_Exercise prompt_
Please answer these questions about the Ruby performance discussion below:
(a) What languages does the discussion say Ruby's source is written in?
(b) How long did dismalaf spend linking an Odin library to Ruby?
(c) On what percentage of features built in Rails does SkyPuncher say you get to work incredibly fast?

++++ Text for analysis ++++

It's always amazed me than the discourse around dynamic vs. static languages is that you can't have both.
Like, dynamic languages are literally built on a foundation of static, compiled languages. Ruby's source is C and now some Rust.
So just build in Ruby and when you hit a bottleneck, rewrite that bottleneck in C or Rust...
drzaiusx11
Many times with JIT you don't even need to drop to a more performant language. You can actually get some speed gains by moving C library code back to Ruby so you don't have to pay the translation costs
dismalaf
True. Ruby JIT has increased performance for some tasks you'd drop down to C for back in the day...
All the gains Ruby has made in the last few years are pretty incredible. I never picked it because of performance reasons but it's pretty nice that it's getting faster.
Either way though, Ruby FFI is super super easy. Just for fun, because of this thread, I spent a whole 2 minutes (lol) linking an Odin (my new low-level hobby language) library to Ruby. Literally all it took. Credit to Odin for having such easy export and Ruby for having such easy FFI.
Alifatisk
> I spent a whole 2 minutes (lol) linking an Odin (my new low-level hobby language) library to Ruby.
Would you mind creating a gist of your steps?
Alifatisk
> So just build in Ruby and when you hit a bottleneck, rewrite that bottleneck in C or Rust
Nowadays, yjit is so good that there is no real reason to use c extensions
SkyPuncher
> So just build in Ruby and when you hit a bottleneck, rewrite that bottleneck in C or Rust...
This is basically what we do at my startup. Though, some things we build elsewher from the start, knowing they need language specific tooling (like Python is best for working with LLMs).
You just can't beat the speed at which you can build business logic in Rails. Most features never hit the point of needing actual, raw performance so on 95% of what you build, you get to work incredibly fast. That still makes up for the 5% of features that you rip out and move elsewhere.
dismalaf
> Python is best for working with LLMs
Just curious how you're integrating LLMs... Self hosting?

++++ Excerpted data ++++

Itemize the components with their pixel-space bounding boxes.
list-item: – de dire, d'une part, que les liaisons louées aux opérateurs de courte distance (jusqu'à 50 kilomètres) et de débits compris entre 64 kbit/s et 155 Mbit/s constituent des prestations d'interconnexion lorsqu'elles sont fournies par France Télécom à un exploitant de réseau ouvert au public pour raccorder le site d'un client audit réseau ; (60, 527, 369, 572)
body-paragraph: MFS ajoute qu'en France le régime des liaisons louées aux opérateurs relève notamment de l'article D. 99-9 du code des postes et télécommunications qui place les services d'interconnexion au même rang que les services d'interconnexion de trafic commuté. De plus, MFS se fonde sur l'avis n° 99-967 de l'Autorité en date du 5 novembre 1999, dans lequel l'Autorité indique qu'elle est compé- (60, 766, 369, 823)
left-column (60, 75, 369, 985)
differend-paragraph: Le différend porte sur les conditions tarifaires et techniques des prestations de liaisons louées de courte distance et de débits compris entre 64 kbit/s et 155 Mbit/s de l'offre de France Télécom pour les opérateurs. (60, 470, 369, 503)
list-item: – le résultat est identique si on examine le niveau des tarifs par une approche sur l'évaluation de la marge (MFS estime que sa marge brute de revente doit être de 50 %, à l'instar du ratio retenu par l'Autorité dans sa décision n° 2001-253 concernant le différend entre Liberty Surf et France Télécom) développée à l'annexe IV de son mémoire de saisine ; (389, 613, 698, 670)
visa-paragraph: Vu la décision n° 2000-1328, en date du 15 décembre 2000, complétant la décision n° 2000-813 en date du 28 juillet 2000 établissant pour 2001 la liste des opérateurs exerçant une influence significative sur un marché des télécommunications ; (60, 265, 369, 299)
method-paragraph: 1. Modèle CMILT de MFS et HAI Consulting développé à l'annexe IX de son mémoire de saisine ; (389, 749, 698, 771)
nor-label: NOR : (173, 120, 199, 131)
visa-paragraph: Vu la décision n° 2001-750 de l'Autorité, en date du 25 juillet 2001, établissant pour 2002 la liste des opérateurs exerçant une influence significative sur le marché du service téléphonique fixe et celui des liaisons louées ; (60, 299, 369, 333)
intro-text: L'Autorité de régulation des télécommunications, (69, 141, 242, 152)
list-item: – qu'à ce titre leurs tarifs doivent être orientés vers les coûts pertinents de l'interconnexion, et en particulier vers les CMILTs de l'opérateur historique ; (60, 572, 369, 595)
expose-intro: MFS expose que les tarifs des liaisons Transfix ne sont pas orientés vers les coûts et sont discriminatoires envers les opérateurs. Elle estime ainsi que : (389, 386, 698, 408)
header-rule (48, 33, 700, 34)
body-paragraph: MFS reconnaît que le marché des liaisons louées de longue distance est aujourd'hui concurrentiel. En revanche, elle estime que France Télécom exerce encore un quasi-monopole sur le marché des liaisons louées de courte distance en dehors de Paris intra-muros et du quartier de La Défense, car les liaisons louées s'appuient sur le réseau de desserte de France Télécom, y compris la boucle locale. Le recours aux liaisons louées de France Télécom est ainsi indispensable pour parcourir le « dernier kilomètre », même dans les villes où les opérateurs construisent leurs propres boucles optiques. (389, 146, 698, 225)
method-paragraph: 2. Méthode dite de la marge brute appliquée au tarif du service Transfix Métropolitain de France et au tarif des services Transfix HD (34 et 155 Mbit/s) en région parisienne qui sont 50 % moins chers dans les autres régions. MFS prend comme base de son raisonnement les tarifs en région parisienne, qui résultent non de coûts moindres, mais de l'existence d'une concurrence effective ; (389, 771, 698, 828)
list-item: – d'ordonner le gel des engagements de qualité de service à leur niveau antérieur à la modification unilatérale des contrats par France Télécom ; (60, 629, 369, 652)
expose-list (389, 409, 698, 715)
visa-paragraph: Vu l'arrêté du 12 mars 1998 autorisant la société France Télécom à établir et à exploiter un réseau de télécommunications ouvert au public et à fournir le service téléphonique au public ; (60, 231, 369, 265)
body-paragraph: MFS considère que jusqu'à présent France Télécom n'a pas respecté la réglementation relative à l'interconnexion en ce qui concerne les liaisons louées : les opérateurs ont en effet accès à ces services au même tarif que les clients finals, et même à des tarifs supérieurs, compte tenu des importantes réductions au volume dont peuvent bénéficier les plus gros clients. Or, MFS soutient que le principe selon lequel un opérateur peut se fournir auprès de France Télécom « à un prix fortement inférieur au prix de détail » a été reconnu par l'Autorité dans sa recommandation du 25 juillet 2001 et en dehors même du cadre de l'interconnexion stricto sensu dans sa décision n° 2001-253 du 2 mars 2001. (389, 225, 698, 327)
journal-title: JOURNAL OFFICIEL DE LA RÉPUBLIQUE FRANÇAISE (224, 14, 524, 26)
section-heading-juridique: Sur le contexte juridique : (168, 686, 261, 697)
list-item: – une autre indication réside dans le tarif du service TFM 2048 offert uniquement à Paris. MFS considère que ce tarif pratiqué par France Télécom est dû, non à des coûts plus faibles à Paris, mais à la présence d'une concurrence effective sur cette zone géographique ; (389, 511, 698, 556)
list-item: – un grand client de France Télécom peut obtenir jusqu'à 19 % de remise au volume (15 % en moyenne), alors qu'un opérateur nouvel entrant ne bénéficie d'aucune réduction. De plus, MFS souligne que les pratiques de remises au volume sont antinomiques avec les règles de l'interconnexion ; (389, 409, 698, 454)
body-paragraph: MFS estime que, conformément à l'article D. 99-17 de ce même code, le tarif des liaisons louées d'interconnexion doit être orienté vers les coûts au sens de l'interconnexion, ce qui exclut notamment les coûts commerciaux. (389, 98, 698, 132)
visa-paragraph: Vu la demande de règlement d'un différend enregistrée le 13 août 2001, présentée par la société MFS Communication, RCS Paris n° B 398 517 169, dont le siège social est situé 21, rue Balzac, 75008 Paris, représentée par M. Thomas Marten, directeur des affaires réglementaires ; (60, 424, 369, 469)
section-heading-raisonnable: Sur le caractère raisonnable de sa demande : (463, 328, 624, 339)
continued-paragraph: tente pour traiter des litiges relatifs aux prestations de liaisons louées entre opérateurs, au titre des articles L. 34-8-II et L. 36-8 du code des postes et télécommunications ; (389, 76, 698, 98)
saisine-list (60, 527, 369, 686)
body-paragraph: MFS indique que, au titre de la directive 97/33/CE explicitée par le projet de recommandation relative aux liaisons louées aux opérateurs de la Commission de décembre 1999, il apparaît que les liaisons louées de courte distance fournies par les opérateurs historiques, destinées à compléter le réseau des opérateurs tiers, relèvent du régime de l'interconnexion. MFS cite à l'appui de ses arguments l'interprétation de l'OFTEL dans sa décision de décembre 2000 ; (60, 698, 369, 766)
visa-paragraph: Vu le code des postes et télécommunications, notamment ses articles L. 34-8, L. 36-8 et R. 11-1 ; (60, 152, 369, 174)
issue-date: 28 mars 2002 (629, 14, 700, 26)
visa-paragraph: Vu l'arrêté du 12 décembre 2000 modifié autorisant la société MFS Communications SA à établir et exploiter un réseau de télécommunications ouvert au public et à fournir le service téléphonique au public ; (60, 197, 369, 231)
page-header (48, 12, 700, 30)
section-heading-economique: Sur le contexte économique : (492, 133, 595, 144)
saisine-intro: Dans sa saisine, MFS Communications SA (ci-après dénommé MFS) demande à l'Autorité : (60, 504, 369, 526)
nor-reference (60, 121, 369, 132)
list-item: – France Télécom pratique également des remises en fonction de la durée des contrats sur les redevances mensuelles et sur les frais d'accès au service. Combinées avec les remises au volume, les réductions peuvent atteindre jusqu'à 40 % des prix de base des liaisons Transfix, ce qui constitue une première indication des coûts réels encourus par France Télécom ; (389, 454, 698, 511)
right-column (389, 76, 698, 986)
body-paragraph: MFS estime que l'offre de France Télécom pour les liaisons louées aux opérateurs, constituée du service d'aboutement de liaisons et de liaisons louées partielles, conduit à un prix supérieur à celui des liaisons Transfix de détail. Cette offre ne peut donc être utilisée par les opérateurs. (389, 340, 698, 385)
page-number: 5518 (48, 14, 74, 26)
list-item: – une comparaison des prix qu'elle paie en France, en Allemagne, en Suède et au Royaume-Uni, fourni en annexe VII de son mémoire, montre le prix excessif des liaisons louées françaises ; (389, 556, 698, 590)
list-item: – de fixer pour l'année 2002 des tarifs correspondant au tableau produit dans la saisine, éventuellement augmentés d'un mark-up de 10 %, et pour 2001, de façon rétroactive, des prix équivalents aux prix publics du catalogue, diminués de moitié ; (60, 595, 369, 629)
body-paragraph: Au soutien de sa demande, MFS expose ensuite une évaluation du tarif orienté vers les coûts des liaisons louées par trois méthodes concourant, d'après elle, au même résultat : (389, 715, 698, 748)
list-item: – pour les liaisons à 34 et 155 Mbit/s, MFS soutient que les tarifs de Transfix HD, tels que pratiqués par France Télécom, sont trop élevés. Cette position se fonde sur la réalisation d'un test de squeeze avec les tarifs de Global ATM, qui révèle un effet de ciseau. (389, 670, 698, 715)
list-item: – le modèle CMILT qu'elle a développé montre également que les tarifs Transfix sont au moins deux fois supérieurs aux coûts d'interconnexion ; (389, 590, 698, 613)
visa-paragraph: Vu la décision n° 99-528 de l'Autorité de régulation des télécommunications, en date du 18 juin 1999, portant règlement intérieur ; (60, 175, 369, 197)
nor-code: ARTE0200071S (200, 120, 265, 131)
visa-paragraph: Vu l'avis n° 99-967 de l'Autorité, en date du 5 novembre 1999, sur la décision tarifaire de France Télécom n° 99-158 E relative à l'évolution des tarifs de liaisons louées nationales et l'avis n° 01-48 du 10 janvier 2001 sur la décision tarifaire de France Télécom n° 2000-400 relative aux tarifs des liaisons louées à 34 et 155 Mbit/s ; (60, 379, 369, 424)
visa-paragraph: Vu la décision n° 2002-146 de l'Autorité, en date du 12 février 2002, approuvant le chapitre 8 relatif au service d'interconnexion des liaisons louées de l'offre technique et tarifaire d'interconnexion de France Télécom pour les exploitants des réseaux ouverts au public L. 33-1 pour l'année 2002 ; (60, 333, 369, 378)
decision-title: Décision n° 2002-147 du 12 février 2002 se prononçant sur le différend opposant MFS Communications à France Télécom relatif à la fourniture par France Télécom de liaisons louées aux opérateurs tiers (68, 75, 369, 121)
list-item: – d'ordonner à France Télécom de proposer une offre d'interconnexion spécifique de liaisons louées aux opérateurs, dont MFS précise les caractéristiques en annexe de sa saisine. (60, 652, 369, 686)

++++

_Output_
(a) C and now some Rust.
(b) 2 minutes.
(c) 95%.